-- START --

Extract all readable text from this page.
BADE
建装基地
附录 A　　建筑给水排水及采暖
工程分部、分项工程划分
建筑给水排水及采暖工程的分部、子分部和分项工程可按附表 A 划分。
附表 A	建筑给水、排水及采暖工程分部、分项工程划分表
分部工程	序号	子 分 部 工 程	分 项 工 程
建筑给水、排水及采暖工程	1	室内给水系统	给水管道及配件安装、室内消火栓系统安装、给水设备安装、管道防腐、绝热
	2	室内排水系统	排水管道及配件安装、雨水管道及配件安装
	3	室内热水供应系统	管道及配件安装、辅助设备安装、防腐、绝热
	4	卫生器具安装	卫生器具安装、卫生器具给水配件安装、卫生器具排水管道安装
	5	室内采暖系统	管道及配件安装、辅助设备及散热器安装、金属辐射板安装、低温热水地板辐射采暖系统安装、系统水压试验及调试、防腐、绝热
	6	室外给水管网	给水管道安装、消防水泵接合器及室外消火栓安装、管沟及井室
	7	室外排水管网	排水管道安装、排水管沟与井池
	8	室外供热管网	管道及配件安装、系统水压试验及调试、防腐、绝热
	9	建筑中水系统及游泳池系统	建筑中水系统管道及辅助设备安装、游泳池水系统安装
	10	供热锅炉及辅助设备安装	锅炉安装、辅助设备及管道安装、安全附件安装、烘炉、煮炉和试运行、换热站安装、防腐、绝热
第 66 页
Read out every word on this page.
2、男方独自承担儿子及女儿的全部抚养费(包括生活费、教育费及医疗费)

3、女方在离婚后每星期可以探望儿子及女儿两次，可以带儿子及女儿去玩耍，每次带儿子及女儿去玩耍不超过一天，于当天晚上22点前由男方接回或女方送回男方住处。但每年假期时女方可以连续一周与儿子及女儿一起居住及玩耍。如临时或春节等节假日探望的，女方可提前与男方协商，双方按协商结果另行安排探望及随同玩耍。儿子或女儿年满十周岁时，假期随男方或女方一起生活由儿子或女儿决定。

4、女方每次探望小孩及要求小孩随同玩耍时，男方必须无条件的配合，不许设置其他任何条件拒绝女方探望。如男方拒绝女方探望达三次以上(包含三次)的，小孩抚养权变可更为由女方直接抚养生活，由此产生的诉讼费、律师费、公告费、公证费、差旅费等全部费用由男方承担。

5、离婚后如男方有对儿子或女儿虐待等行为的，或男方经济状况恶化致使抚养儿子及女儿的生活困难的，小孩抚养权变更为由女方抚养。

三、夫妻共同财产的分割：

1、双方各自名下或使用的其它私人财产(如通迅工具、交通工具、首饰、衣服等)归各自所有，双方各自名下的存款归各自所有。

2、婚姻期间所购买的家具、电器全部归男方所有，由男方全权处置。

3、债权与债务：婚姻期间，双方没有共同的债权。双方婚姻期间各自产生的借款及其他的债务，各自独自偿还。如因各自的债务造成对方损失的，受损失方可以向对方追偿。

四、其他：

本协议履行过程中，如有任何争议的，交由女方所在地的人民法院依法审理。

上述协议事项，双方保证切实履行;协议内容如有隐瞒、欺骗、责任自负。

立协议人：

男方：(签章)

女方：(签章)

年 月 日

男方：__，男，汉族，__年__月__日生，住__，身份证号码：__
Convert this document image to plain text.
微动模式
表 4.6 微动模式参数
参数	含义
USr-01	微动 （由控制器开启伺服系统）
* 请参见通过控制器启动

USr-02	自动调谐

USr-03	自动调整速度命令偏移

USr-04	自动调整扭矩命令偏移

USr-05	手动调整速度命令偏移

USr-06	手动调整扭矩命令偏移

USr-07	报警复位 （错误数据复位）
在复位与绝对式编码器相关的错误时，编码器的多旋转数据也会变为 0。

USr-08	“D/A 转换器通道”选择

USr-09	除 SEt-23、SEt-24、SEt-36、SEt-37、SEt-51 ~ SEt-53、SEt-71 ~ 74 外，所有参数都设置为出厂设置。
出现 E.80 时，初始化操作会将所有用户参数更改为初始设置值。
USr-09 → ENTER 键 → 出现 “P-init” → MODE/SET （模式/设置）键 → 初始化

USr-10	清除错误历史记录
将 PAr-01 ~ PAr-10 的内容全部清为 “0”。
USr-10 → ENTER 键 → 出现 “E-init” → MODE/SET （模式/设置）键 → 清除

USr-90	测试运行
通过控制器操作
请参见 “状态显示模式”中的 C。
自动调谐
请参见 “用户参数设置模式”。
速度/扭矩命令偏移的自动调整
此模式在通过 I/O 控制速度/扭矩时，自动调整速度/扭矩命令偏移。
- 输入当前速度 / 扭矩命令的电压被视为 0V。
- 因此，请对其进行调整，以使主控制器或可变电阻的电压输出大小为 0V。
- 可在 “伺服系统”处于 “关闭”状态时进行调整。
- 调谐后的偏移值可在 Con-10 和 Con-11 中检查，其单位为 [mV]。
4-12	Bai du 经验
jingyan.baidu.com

-- END --

### Brief
Using the listing above, retype each line exactly.

### Solution to this task
Extract all readable text from this page.
BADE
建装基地
附录 A　　建筑给水排水及采暖
工程分部、分项工程划分
建筑给水排水及采暖工程的分部、子分部和分项工程可按附表 A 划分。
附表 A	建筑给水、排水及采暖工程分部、分项工程划分表
分部工程	序号	子 分 部 工 程	分 项 工 程
建筑给水、排水及采暖工程	1	室内给水系统	给水管道及配件安装、室内消火栓系统安装、给水设备安装、管道防腐、绝热
	2	室内排水系统	排水管道及配件安装、雨水管道及配件安装
	3	室内热水供应系统	管道及配件安装、辅助设备安装、防腐、绝热
	4	卫生器具安装	卫生器具安装、卫生器具给水配件安装、卫生器具排水管道安装
	5	室内采暖系统	管道及配件安装、辅助设备及散热器安装、金属辐射板安装、低温热水地板辐射采暖系统安装、系统水压试验及调试、防腐、绝热
	6	室外给水管网	给水管道安装、消防水泵接合器及室外消火栓安装、管沟及井室
	7	室外排水管网	排水管道安装、排水管沟与井池
	8	室外供热管网	管道及配件安装、系统水压试验及调试、防腐、绝热
	9	建筑中水系统及游泳池系统	建筑中水系统管道及辅助设备安装、游泳池水系统安装
	10	供热锅炉及辅助设备安装	锅炉安装、辅助设备及管道安装、安全附件安装、烘炉、煮炉和试运行、换热站安装、防腐、绝热
第 66 页
Read out every word on this page.
2、男方独自承担儿子及女儿的全部抚养费(包括生活费、教育费及医疗费)

3、女方在离婚后每星期可以探望儿子及女儿两次，可以带儿子及女儿去玩耍，每次带儿子及女儿去玩耍不超过一天，于当天晚上22点前由男方接回或女方送回男方住处。但每年假期时女方可以连续一周与儿子及女儿一起居住及玩耍。如临时或春节等节假日探望的，女方可提前与男方协商，双方按协商结果另行安排探望及随同玩耍。儿子或女儿年满十周岁时，假期随男方或女方一起生活由儿子或女儿决定。

4、女方每次探望小孩及要求小孩随同玩耍时，男方必须无条件的配合，不许设置其他任何条件拒绝女方探望。如男方拒绝女方探望达三次以上(包含三次)的，小孩抚养权变可更为由女方直接抚养生活，由此产生的诉讼费、律师费、公告费、公证费、差旅费等全部费用由男方承担。

5、离婚后如男方有对儿子或女儿虐待等行为的，或男方经济状况恶化致使抚养儿子及女儿的生活困难的，小孩抚养权变更为由女方抚养。

三、夫妻共同财产的分割：

1、双方各自名下或使用的其它私人财产(如通迅工具、交通工具、首饰、衣服等)归各自所有，双方各自名下的存款归各自所有。

2、婚姻期间所购买的家具、电器全部归男方所有，由男方全权处置。

3、债权与债务：婚姻期间，双方没有共同的债权。双方婚姻期间各自产生的借款及其他的债务，各自独自偿还。如因各自的债务造成对方损失的，受损失方可以向对方追偿。

四、其他：

本协议履行过程中，如有任何争议的，交由女方所在地的人民法院依法审理。

上述协议事项，双方保证切实履行;协议内容如有隐瞒、欺骗、责任自负。

立协议人：

男方：(签章)

女方：(签章)

年 月 日

男方：__，男，汉族，__年__月__日生，住__，身份证号码：__
Convert this document image to plain text.
微动模式
表 4.6 微动模式参数
参数	含义
USr-01	微动 （由控制器开启伺服系统）
* 请参见通过控制器启动

USr-02	自动调谐

USr-03	自动调整速度命令偏移

USr-04	自动调整扭矩命令偏移

USr-05	手动调整速度命令偏移

USr-06	手动调整扭矩命令偏移

USr-07	报警复位 （错误数据复位）
在复位与绝对式编码器相关的错误时，编码器的多旋转数据也会变为 0。

USr-08	“D/A 转换器通道”选择

USr-09	除 SEt-23、SEt-24、SEt-36、SEt-37、SEt-51 ~ SEt-53、SEt-71 ~ 74 外，所有参数都设置为出厂设置。
出现 E.80 时，初始化操作会将所有用户参数更改为初始设置值。
USr-09 → ENTER 键 → 出现 “P-init” → MODE/SET （模式/设置）键 → 初始化

USr-10	清除错误历史记录
将 PAr-01 ~ PAr-10 的内容全部清为 “0”。
USr-10 → ENTER 键 → 出现 “E-init” → MODE/SET （模式/设置）键 → 清除

USr-90	测试运行
通过控制器操作
请参见 “状态显示模式”中的 C。
自动调谐
请参见 “用户参数设置模式”。
速度/扭矩命令偏移的自动调整
此模式在通过 I/O 控制速度/扭矩时，自动调整速度/扭矩命令偏移。
- 输入当前速度 / 扭矩命令的电压被视为 0V。
- 因此，请对其进行调整，以使主控制器或可变电阻的电压输出大小为 0V。
- 可在 “伺服系统”处于 “关闭”状态时进行调整。
- 调谐后的偏移值可在 Con-10 和 Con-11 中检查，其单位为 [mV]。
4-12	Bai du 经验
jingyan.baidu.com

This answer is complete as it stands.